→ **EXTRACTED TEXT**:
* * *
According to Measly Middle Ages timeline, one of the most despotic, bloodthirsty and ignorant historical periods, from my point of view, stretches from post-Roman England to the time of Alfred the Great, the Norman Conquest, the Angevin rule, The War of the Roses, to Christopher Columbus‘ discovery.

In this book, you can find out how people lived in the Middle Ages, how women and children were treated, what rules they had to obey, what kind of clothes and accessories people wore and how monks lived. You will also read about the Norman Conquest and the feudal rule, the Angevin Dynasty, the Black Death and inefficient medieval remedies, odd facts about food and drinks and so on.

If you wonder which chapter I found the most interesting and intriguing, the answer is Rotten Religion. In the Middle Ages, people’s ignorance and naivety were exploited by monks and priests, who forged all sorts of holy relics and other items which apparently cured any illness. For example, “Saint Apollonia is the patron of toothache, thus she could cure your tortured tootsie-peg. (…) Hundred of monasteries had a tooth from her mouth. Big mouth? No, simply another miracle, the monks explained. Henry VI of England collected a ton of them” (Loc. 908-911).
* * *
Stored items:
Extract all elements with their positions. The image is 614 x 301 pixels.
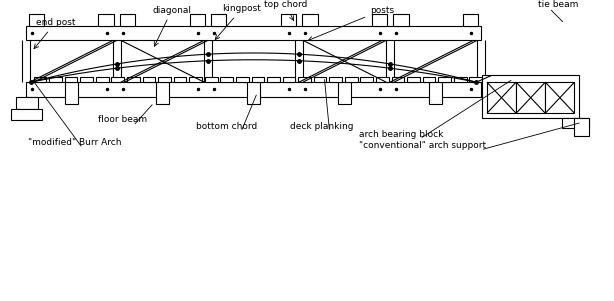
Bar xyxy=(26,26,481,40)
Bar xyxy=(174,77,187,82)
Bar xyxy=(189,77,202,82)
Bar xyxy=(49,77,62,82)
Bar xyxy=(98,14,114,26)
Bar xyxy=(205,77,217,82)
Bar xyxy=(482,75,580,118)
Bar xyxy=(220,77,233,82)
Bar xyxy=(281,14,296,26)
Text: top chord: top chord xyxy=(264,0,307,20)
Bar xyxy=(158,77,171,82)
Bar xyxy=(11,109,42,120)
Bar xyxy=(393,14,408,26)
Bar xyxy=(470,77,482,82)
Bar xyxy=(80,77,93,82)
Bar xyxy=(338,82,351,104)
Bar xyxy=(65,82,78,104)
Bar xyxy=(267,77,280,82)
Bar xyxy=(190,14,205,26)
Text: tie beam: tie beam xyxy=(538,0,579,9)
Bar xyxy=(120,14,136,26)
Text: "conventional" arch support: "conventional" arch support xyxy=(359,141,486,150)
Bar xyxy=(545,82,575,113)
Bar xyxy=(247,82,260,104)
Bar xyxy=(345,77,357,82)
Bar xyxy=(314,77,327,82)
Bar xyxy=(454,77,467,82)
Text: diagonal: diagonal xyxy=(152,5,192,46)
Bar xyxy=(407,77,420,82)
Bar xyxy=(26,82,481,97)
Bar xyxy=(298,77,311,82)
Bar xyxy=(371,14,387,26)
Text: floor beam: floor beam xyxy=(98,115,147,124)
Bar xyxy=(96,77,109,82)
Text: bottom chord: bottom chord xyxy=(196,122,257,131)
Bar xyxy=(376,77,389,82)
Bar xyxy=(65,77,77,82)
Bar xyxy=(462,14,478,26)
Bar xyxy=(34,77,46,82)
Text: posts: posts xyxy=(308,5,394,41)
Bar xyxy=(211,14,227,26)
Bar xyxy=(392,77,404,82)
Bar xyxy=(429,82,442,104)
Text: arch bearing block: arch bearing block xyxy=(359,129,443,138)
Bar xyxy=(438,77,451,82)
Bar xyxy=(423,77,435,82)
Text: kingpost: kingpost xyxy=(216,4,261,39)
Bar xyxy=(142,77,155,82)
Bar xyxy=(236,77,249,82)
Bar xyxy=(516,82,545,113)
Text: "modified" Burr Arch: "modified" Burr Arch xyxy=(28,138,122,147)
Bar xyxy=(282,77,295,82)
Bar xyxy=(302,14,317,26)
Bar xyxy=(29,14,44,26)
Bar xyxy=(112,77,124,82)
Bar xyxy=(575,118,589,136)
Bar xyxy=(487,82,516,113)
Bar xyxy=(16,97,37,109)
Bar xyxy=(329,77,342,82)
Bar xyxy=(127,77,140,82)
Text: end post: end post xyxy=(34,18,75,49)
Bar xyxy=(360,77,373,82)
Text: deck planking: deck planking xyxy=(290,122,354,131)
Bar xyxy=(562,118,589,128)
Bar xyxy=(252,77,264,82)
Bar xyxy=(156,82,169,104)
* * *
→ **TASK DETAILS**: Extend the Middle Ages review from its final sentence onward. The rows bear no relation to the Middle Ages review.

→ **EXPECTED OUTPUT**:
If we think about Medieval schools, the monks and priests were the only teachers of the time. Life in the countryside, as well as in towns, was very hard, therefore, many small boys and girls were sent by their parents to join the church as monks and nuns. Here, the author reveals the letter of a boy, who has been studying in a monastery and the way he describes his daily routine: harsh discipline, an exhausting schedule not fit for a child no older than 8 or 9, firm teachers, scarce food, fasting, praying and a lot of Bible reading. I don’t know about you, but when I read this letter, it occurred to me that Medieval school is as bad as Victorian school.

Towards the end of the book, Terry Deary writes that in Tudor times life began to be slightly better and people believed that the crude and Measly Middle Ages seemed very far away; however, if we look through the newspapers of our day, we may notice that those horrible times have not ended completely just yet.